**AIM**: Write out all the material exactly. Leave nothing out.

**RECORD EXCERPTS**:
※
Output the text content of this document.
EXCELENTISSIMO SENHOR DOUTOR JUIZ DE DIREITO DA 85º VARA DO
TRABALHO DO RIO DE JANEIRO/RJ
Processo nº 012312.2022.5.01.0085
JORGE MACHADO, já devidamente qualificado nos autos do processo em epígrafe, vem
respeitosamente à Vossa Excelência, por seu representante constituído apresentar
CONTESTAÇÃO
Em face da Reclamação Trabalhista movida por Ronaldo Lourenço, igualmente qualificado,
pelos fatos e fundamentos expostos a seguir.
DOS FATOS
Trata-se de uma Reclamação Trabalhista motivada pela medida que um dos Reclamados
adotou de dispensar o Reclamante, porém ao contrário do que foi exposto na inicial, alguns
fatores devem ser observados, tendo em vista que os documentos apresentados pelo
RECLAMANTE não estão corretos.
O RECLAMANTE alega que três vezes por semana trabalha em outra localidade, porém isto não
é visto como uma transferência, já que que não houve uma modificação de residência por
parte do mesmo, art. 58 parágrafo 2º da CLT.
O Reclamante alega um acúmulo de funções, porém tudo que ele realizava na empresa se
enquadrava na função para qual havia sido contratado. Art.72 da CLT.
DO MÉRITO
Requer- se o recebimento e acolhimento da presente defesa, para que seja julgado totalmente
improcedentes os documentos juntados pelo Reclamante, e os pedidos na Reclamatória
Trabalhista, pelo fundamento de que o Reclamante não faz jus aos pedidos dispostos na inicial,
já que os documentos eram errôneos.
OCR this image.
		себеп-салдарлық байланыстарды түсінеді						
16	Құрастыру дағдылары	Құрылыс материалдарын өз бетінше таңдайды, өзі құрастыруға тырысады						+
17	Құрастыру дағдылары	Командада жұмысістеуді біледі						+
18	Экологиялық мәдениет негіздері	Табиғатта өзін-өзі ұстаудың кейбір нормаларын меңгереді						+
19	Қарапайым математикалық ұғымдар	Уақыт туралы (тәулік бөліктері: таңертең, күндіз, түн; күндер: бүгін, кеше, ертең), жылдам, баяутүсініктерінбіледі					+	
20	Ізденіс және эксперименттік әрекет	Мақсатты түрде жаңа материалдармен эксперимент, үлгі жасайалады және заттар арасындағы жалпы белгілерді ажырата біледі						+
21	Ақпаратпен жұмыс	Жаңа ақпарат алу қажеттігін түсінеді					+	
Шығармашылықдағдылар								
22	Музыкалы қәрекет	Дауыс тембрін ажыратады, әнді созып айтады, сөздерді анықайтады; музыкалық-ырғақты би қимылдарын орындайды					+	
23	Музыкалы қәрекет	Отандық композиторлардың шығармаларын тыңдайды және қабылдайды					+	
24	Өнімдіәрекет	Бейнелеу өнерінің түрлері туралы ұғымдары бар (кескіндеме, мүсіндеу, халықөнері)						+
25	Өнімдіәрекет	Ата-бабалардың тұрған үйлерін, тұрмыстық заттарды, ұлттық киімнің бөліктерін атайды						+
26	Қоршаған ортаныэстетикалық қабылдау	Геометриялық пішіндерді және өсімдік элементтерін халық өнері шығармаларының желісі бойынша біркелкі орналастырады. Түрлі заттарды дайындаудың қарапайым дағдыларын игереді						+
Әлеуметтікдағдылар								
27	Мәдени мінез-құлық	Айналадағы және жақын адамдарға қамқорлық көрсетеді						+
※
**SOLUTION BELOW**:
Output the text content of this document.
EXCELENTISSIMO SENHOR DOUTOR JUIZ DE DIREITO DA 85º VARA DO
TRABALHO DO RIO DE JANEIRO/RJ
Processo nº 012312.2022.5.01.0085
JORGE MACHADO, já devidamente qualificado nos autos do processo em epígrafe, vem
respeitosamente à Vossa Excelência, por seu representante constituído apresentar
CONTESTAÇÃO
Em face da Reclamação Trabalhista movida por Ronaldo Lourenço, igualmente qualificado,
pelos fatos e fundamentos expostos a seguir.
DOS FATOS
Trata-se de uma Reclamação Trabalhista motivada pela medida que um dos Reclamados
adotou de dispensar o Reclamante, porém ao contrário do que foi exposto na inicial, alguns
fatores devem ser observados, tendo em vista que os documentos apresentados pelo
RECLAMANTE não estão corretos.
O RECLAMANTE alega que três vezes por semana trabalha em outra localidade, porém isto não
é visto como uma transferência, já que que não houve uma modificação de residência por
parte do mesmo, art. 58 parágrafo 2º da CLT.
O Reclamante alega um acúmulo de funções, porém tudo que ele realizava na empresa se
enquadrava na função para qual havia sido contratado. Art.72 da CLT.
DO MÉRITO
Requer- se o recebimento e acolhimento da presente defesa, para que seja julgado totalmente
improcedentes os documentos juntados pelo Reclamante, e os pedidos na Reclamatória
Trabalhista, pelo fundamento de que o Reclamante não faz jus aos pedidos dispostos na inicial,
já que os documentos eram errôneos.
OCR this image.
		себеп-салдарлық байланыстарды түсінеді						
16	Құрастыру дағдылары	Құрылыс материалдарын өз бетінше таңдайды, өзі құрастыруға тырысады						+
17	Құрастыру дағдылары	Командада жұмысістеуді біледі						+
18	Экологиялық мәдениет негіздері	Табиғатта өзін-өзі ұстаудың кейбір нормаларын меңгереді						+
19	Қарапайым математикалық ұғымдар	Уақыт туралы (тәулік бөліктері: таңертең, күндіз, түн; күндер: бүгін, кеше, ертең), жылдам, баяутүсініктерінбіледі					+	
20	Ізденіс және эксперименттік әрекет	Мақсатты түрде жаңа материалдармен эксперимент, үлгі жасайалады және заттар арасындағы жалпы белгілерді ажырата біледі						+
21	Ақпаратпен жұмыс	Жаңа ақпарат алу қажеттігін түсінеді					+	
Шығармашылықдағдылар								
22	Музыкалы қәрекет	Дауыс тембрін ажыратады, әнді созып айтады, сөздерді анықайтады; музыкалық-ырғақты би қимылдарын орындайды					+	
23	Музыкалы қәрекет	Отандық композиторлардың шығармаларын тыңдайды және қабылдайды					+	
24	Өнімдіәрекет	Бейнелеу өнерінің түрлері туралы ұғымдары бар (кескіндеме, мүсіндеу, халықөнері)						+
25	Өнімдіәрекет	Ата-бабалардың тұрған үйлерін, тұрмыстық заттарды, ұлттық киімнің бөліктерін атайды						+
26	Қоршаған ортаныэстетикалық қабылдау	Геометриялық пішіндерді және өсімдік элементтерін халық өнері шығармаларының желісі бойынша біркелкі орналастырады. Түрлі заттарды дайындаудың қарапайым дағдыларын игереді						+
Әлеуметтікдағдылар								
27	Мәдени мінез-құлық	Айналадағы және жақын адамдарға қамқорлық көрсетеді						+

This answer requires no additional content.